--- begin ---

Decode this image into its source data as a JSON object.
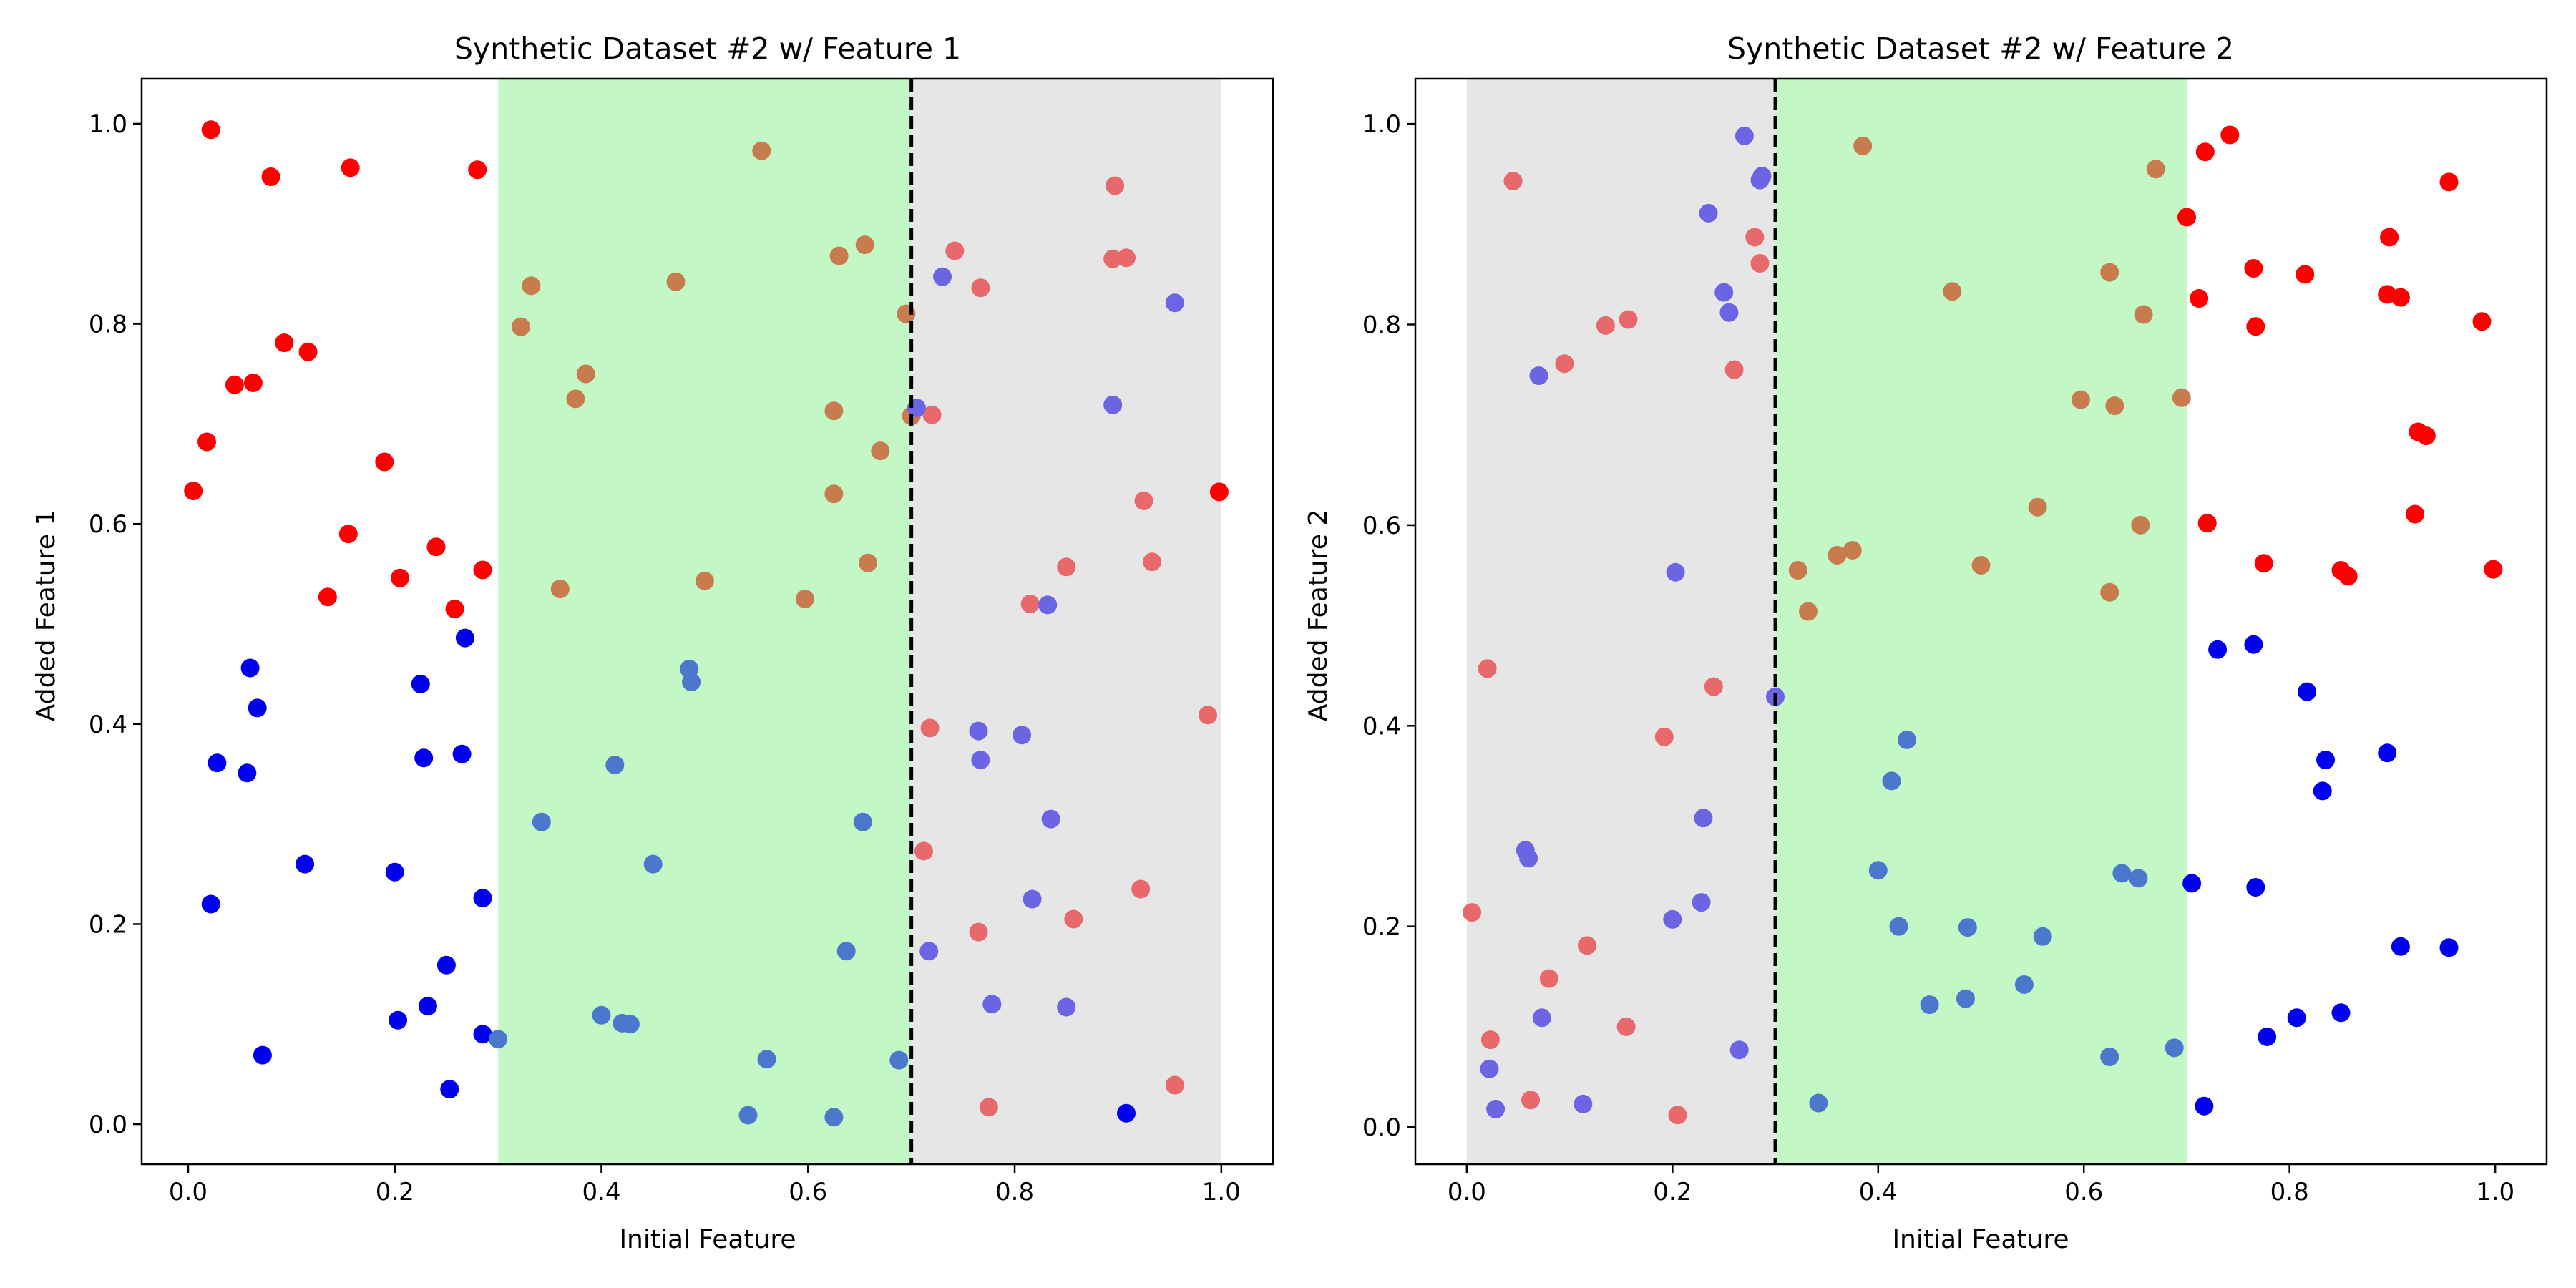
{
  "colors": {
    "red": "#ff0000",
    "blue": "#0000ee",
    "light_red": "#e8696b",
    "light_blue": "#6b64e3",
    "brown": "#c87c4e",
    "steel_blue": "#4b78cc",
    "green_band": "#c4f7c6",
    "gray_band": "#e6e6e6"
  },
  "chart_data": [
    {
      "type": "scatter",
      "title": "Synthetic Dataset #2 w/ Feature 1",
      "xlabel": "Initial Feature",
      "ylabel": "Added Feature 1",
      "xlim": [
        -0.045,
        1.05
      ],
      "ylim": [
        -0.04,
        1.045
      ],
      "xticks": [
        0.0,
        0.2,
        0.4,
        0.6,
        0.8,
        1.0
      ],
      "yticks": [
        0.0,
        0.2,
        0.4,
        0.6,
        0.8,
        1.0
      ],
      "grid": false,
      "bands": [
        {
          "x0": 0.3,
          "x1": 0.7,
          "color": "green_band"
        },
        {
          "x0": 0.7,
          "x1": 1.0,
          "color": "gray_band"
        }
      ],
      "vline": {
        "x": 0.7,
        "style": "dashed"
      },
      "series": [
        {
          "color": "red",
          "points": [
            [
              0.005,
              0.633
            ],
            [
              0.018,
              0.682
            ],
            [
              0.022,
              0.994
            ],
            [
              0.045,
              0.739
            ],
            [
              0.063,
              0.741
            ],
            [
              0.08,
              0.947
            ],
            [
              0.093,
              0.781
            ],
            [
              0.116,
              0.772
            ],
            [
              0.135,
              0.527
            ],
            [
              0.155,
              0.59
            ],
            [
              0.157,
              0.956
            ],
            [
              0.19,
              0.662
            ],
            [
              0.205,
              0.546
            ],
            [
              0.24,
              0.577
            ],
            [
              0.258,
              0.515
            ],
            [
              0.28,
              0.954
            ],
            [
              0.285,
              0.554
            ],
            [
              0.998,
              0.632
            ]
          ]
        },
        {
          "color": "blue",
          "points": [
            [
              0.022,
              0.22
            ],
            [
              0.028,
              0.361
            ],
            [
              0.057,
              0.351
            ],
            [
              0.06,
              0.456
            ],
            [
              0.067,
              0.416
            ],
            [
              0.072,
              0.069
            ],
            [
              0.113,
              0.26
            ],
            [
              0.2,
              0.252
            ],
            [
              0.203,
              0.104
            ],
            [
              0.225,
              0.44
            ],
            [
              0.228,
              0.366
            ],
            [
              0.232,
              0.118
            ],
            [
              0.25,
              0.159
            ],
            [
              0.253,
              0.035
            ],
            [
              0.265,
              0.37
            ],
            [
              0.268,
              0.486
            ],
            [
              0.285,
              0.226
            ],
            [
              0.285,
              0.09
            ],
            [
              0.908,
              0.011
            ]
          ]
        },
        {
          "color": "brown",
          "points": [
            [
              0.322,
              0.797
            ],
            [
              0.332,
              0.838
            ],
            [
              0.36,
              0.535
            ],
            [
              0.375,
              0.725
            ],
            [
              0.385,
              0.75
            ],
            [
              0.472,
              0.842
            ],
            [
              0.5,
              0.543
            ],
            [
              0.555,
              0.973
            ],
            [
              0.597,
              0.525
            ],
            [
              0.625,
              0.713
            ],
            [
              0.625,
              0.63
            ],
            [
              0.63,
              0.868
            ],
            [
              0.655,
              0.879
            ],
            [
              0.658,
              0.561
            ],
            [
              0.67,
              0.673
            ],
            [
              0.695,
              0.81
            ],
            [
              0.7,
              0.708
            ]
          ]
        },
        {
          "color": "steel_blue",
          "points": [
            [
              0.3,
              0.085
            ],
            [
              0.342,
              0.302
            ],
            [
              0.4,
              0.109
            ],
            [
              0.413,
              0.359
            ],
            [
              0.42,
              0.101
            ],
            [
              0.428,
              0.1
            ],
            [
              0.45,
              0.26
            ],
            [
              0.485,
              0.455
            ],
            [
              0.487,
              0.442
            ],
            [
              0.542,
              0.009
            ],
            [
              0.56,
              0.065
            ],
            [
              0.625,
              0.007
            ],
            [
              0.637,
              0.173
            ],
            [
              0.653,
              0.302
            ],
            [
              0.688,
              0.064
            ]
          ]
        },
        {
          "color": "light_red",
          "points": [
            [
              0.712,
              0.273
            ],
            [
              0.718,
              0.396
            ],
            [
              0.72,
              0.709
            ],
            [
              0.742,
              0.873
            ],
            [
              0.765,
              0.192
            ],
            [
              0.767,
              0.836
            ],
            [
              0.775,
              0.017
            ],
            [
              0.815,
              0.52
            ],
            [
              0.85,
              0.557
            ],
            [
              0.857,
              0.205
            ],
            [
              0.895,
              0.865
            ],
            [
              0.897,
              0.938
            ],
            [
              0.908,
              0.866
            ],
            [
              0.922,
              0.235
            ],
            [
              0.925,
              0.623
            ],
            [
              0.933,
              0.562
            ],
            [
              0.955,
              0.039
            ],
            [
              0.987,
              0.409
            ]
          ]
        },
        {
          "color": "light_blue",
          "points": [
            [
              0.705,
              0.716
            ],
            [
              0.717,
              0.173
            ],
            [
              0.73,
              0.847
            ],
            [
              0.765,
              0.393
            ],
            [
              0.767,
              0.364
            ],
            [
              0.778,
              0.12
            ],
            [
              0.807,
              0.389
            ],
            [
              0.817,
              0.225
            ],
            [
              0.832,
              0.519
            ],
            [
              0.835,
              0.305
            ],
            [
              0.85,
              0.117
            ],
            [
              0.895,
              0.719
            ],
            [
              0.955,
              0.821
            ]
          ]
        }
      ]
    },
    {
      "type": "scatter",
      "title": "Synthetic Dataset #2 w/ Feature 2",
      "xlabel": "Initial Feature",
      "ylabel": "Added Feature 2",
      "xlim": [
        -0.05,
        1.05
      ],
      "ylim": [
        -0.037,
        1.045
      ],
      "xticks": [
        0.0,
        0.2,
        0.4,
        0.6,
        0.8,
        1.0
      ],
      "yticks": [
        0.0,
        0.2,
        0.4,
        0.6,
        0.8,
        1.0
      ],
      "grid": false,
      "bands": [
        {
          "x0": 0.0,
          "x1": 0.3,
          "color": "gray_band"
        },
        {
          "x0": 0.3,
          "x1": 0.7,
          "color": "green_band"
        }
      ],
      "vline": {
        "x": 0.3,
        "style": "dashed"
      },
      "series": [
        {
          "color": "light_red",
          "points": [
            [
              0.005,
              0.214
            ],
            [
              0.02,
              0.457
            ],
            [
              0.023,
              0.087
            ],
            [
              0.045,
              0.943
            ],
            [
              0.062,
              0.027
            ],
            [
              0.08,
              0.148
            ],
            [
              0.095,
              0.761
            ],
            [
              0.117,
              0.181
            ],
            [
              0.135,
              0.799
            ],
            [
              0.155,
              0.1
            ],
            [
              0.157,
              0.805
            ],
            [
              0.192,
              0.389
            ],
            [
              0.205,
              0.012
            ],
            [
              0.24,
              0.439
            ],
            [
              0.26,
              0.755
            ],
            [
              0.28,
              0.887
            ],
            [
              0.285,
              0.861
            ]
          ]
        },
        {
          "color": "light_blue",
          "points": [
            [
              0.022,
              0.058
            ],
            [
              0.028,
              0.018
            ],
            [
              0.057,
              0.276
            ],
            [
              0.06,
              0.268
            ],
            [
              0.07,
              0.749
            ],
            [
              0.073,
              0.109
            ],
            [
              0.113,
              0.023
            ],
            [
              0.2,
              0.207
            ],
            [
              0.203,
              0.553
            ],
            [
              0.228,
              0.224
            ],
            [
              0.23,
              0.308
            ],
            [
              0.235,
              0.911
            ],
            [
              0.25,
              0.832
            ],
            [
              0.255,
              0.812
            ],
            [
              0.265,
              0.077
            ],
            [
              0.27,
              0.988
            ],
            [
              0.285,
              0.944
            ],
            [
              0.287,
              0.948
            ],
            [
              0.3,
              0.429
            ]
          ]
        },
        {
          "color": "brown",
          "points": [
            [
              0.322,
              0.555
            ],
            [
              0.332,
              0.514
            ],
            [
              0.36,
              0.57
            ],
            [
              0.375,
              0.575
            ],
            [
              0.385,
              0.978
            ],
            [
              0.472,
              0.833
            ],
            [
              0.5,
              0.56
            ],
            [
              0.555,
              0.618
            ],
            [
              0.597,
              0.725
            ],
            [
              0.625,
              0.852
            ],
            [
              0.625,
              0.533
            ],
            [
              0.63,
              0.719
            ],
            [
              0.655,
              0.6
            ],
            [
              0.658,
              0.81
            ],
            [
              0.67,
              0.955
            ],
            [
              0.695,
              0.727
            ]
          ]
        },
        {
          "color": "steel_blue",
          "points": [
            [
              0.342,
              0.024
            ],
            [
              0.4,
              0.256
            ],
            [
              0.413,
              0.345
            ],
            [
              0.42,
              0.2
            ],
            [
              0.428,
              0.386
            ],
            [
              0.45,
              0.122
            ],
            [
              0.485,
              0.128
            ],
            [
              0.487,
              0.199
            ],
            [
              0.542,
              0.142
            ],
            [
              0.56,
              0.19
            ],
            [
              0.625,
              0.07
            ],
            [
              0.637,
              0.253
            ],
            [
              0.653,
              0.248
            ],
            [
              0.688,
              0.079
            ]
          ]
        },
        {
          "color": "red",
          "points": [
            [
              0.7,
              0.907
            ],
            [
              0.712,
              0.826
            ],
            [
              0.718,
              0.972
            ],
            [
              0.72,
              0.602
            ],
            [
              0.742,
              0.989
            ],
            [
              0.765,
              0.856
            ],
            [
              0.767,
              0.798
            ],
            [
              0.775,
              0.562
            ],
            [
              0.815,
              0.85
            ],
            [
              0.85,
              0.555
            ],
            [
              0.857,
              0.549
            ],
            [
              0.895,
              0.83
            ],
            [
              0.897,
              0.887
            ],
            [
              0.908,
              0.827
            ],
            [
              0.922,
              0.611
            ],
            [
              0.925,
              0.693
            ],
            [
              0.933,
              0.689
            ],
            [
              0.955,
              0.942
            ],
            [
              0.987,
              0.803
            ],
            [
              0.998,
              0.556
            ]
          ]
        },
        {
          "color": "blue",
          "points": [
            [
              0.705,
              0.243
            ],
            [
              0.717,
              0.021
            ],
            [
              0.73,
              0.476
            ],
            [
              0.765,
              0.481
            ],
            [
              0.767,
              0.239
            ],
            [
              0.778,
              0.09
            ],
            [
              0.807,
              0.109
            ],
            [
              0.817,
              0.434
            ],
            [
              0.832,
              0.335
            ],
            [
              0.835,
              0.366
            ],
            [
              0.85,
              0.114
            ],
            [
              0.895,
              0.373
            ],
            [
              0.908,
              0.18
            ],
            [
              0.955,
              0.179
            ]
          ]
        }
      ]
    }
  ]
}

--- end ---

● Problem details:
Using the entries above, find all lines with "title". Copy them.

● Expected answer:
      "title": "Synthetic Dataset #2 w/ Feature 1",
      "title": "Synthetic Dataset #2 w/ Feature 2",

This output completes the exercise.